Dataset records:

━━━━━━━━━━

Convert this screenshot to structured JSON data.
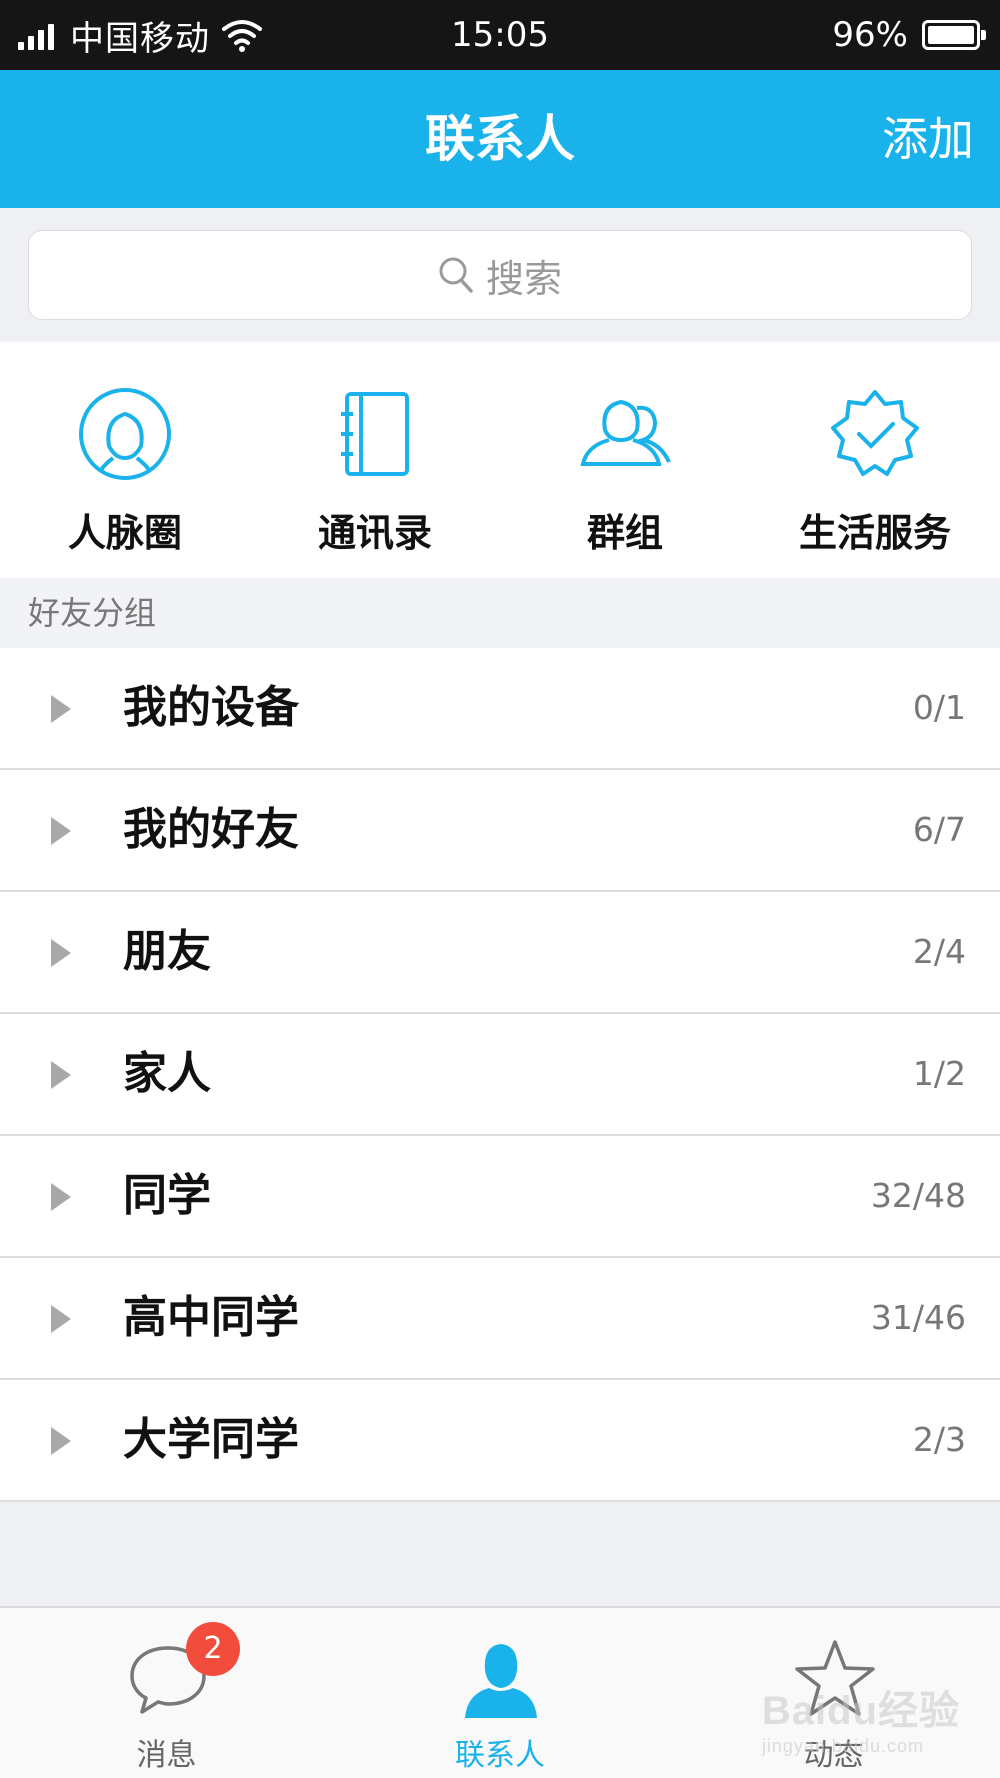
{
  "status_bar": {
    "carrier": "中国移动",
    "time": "15:05",
    "battery": "96%"
  },
  "header": {
    "title": "联系人",
    "add_label": "添加"
  },
  "search": {
    "placeholder": "搜索"
  },
  "quick_entries": [
    {
      "label": "人脉圈",
      "icon": "person-circle-icon"
    },
    {
      "label": "通讯录",
      "icon": "address-book-icon"
    },
    {
      "label": "群组",
      "icon": "group-icon"
    },
    {
      "label": "生活服务",
      "icon": "service-badge-icon"
    }
  ],
  "section": {
    "title": "好友分组"
  },
  "groups": [
    {
      "name": "我的设备",
      "count": "0/1"
    },
    {
      "name": "我的好友",
      "count": "6/7"
    },
    {
      "name": "朋友",
      "count": "2/4"
    },
    {
      "name": "家人",
      "count": "1/2"
    },
    {
      "name": "同学",
      "count": "32/48"
    },
    {
      "name": "高中同学",
      "count": "31/46"
    },
    {
      "name": "大学同学",
      "count": "2/3"
    }
  ],
  "tabs": [
    {
      "label": "消息",
      "icon": "chat-bubble-icon",
      "badge": "2",
      "active": false
    },
    {
      "label": "联系人",
      "icon": "contact-person-icon",
      "active": true
    },
    {
      "label": "动态",
      "icon": "star-icon",
      "active": false
    }
  ],
  "watermark": {
    "text": "Baidu经验",
    "sub": "jingyan.baidu.com"
  },
  "colors": {
    "accent": "#1ab2ea",
    "status_bar": "#151515",
    "badge": "#f24c3d"
  }
}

━━━━━━━━━━

**Short exercise**
Reproduce every record above exactly, but leave out the pictures.

**Finished answer**
Convert this screenshot to structured JSON data.
{
  "status_bar": {
    "carrier": "中国移动",
    "time": "15:05",
    "battery": "96%"
  },
  "header": {
    "title": "联系人",
    "add_label": "添加"
  },
  "search": {
    "placeholder": "搜索"
  },
  "quick_entries": [
    {
      "label": "人脉圈",
      "icon": "person-circle-icon"
    },
    {
      "label": "通讯录",
      "icon": "address-book-icon"
    },
    {
      "label": "群组",
      "icon": "group-icon"
    },
    {
      "label": "生活服务",
      "icon": "service-badge-icon"
    }
  ],
  "section": {
    "title": "好友分组"
  },
  "groups": [
    {
      "name": "我的设备",
      "count": "0/1"
    },
    {
      "name": "我的好友",
      "count": "6/7"
    },
    {
      "name": "朋友",
      "count": "2/4"
    },
    {
      "name": "家人",
      "count": "1/2"
    },
    {
      "name": "同学",
      "count": "32/48"
    },
    {
      "name": "高中同学",
      "count": "31/46"
    },
    {
      "name": "大学同学",
      "count": "2/3"
    }
  ],
  "tabs": [
    {
      "label": "消息",
      "icon": "chat-bubble-icon",
      "badge": "2",
      "active": false
    },
    {
      "label": "联系人",
      "icon": "contact-person-icon",
      "active": true
    },
    {
      "label": "动态",
      "icon": "star-icon",
      "active": false
    }
  ],
  "watermark": {
    "text": "Baidu经验",
    "sub": "jingyan.baidu.com"
  },
  "colors": {
    "accent": "#1ab2ea",
    "status_bar": "#151515",
    "badge": "#f24c3d"
  }
}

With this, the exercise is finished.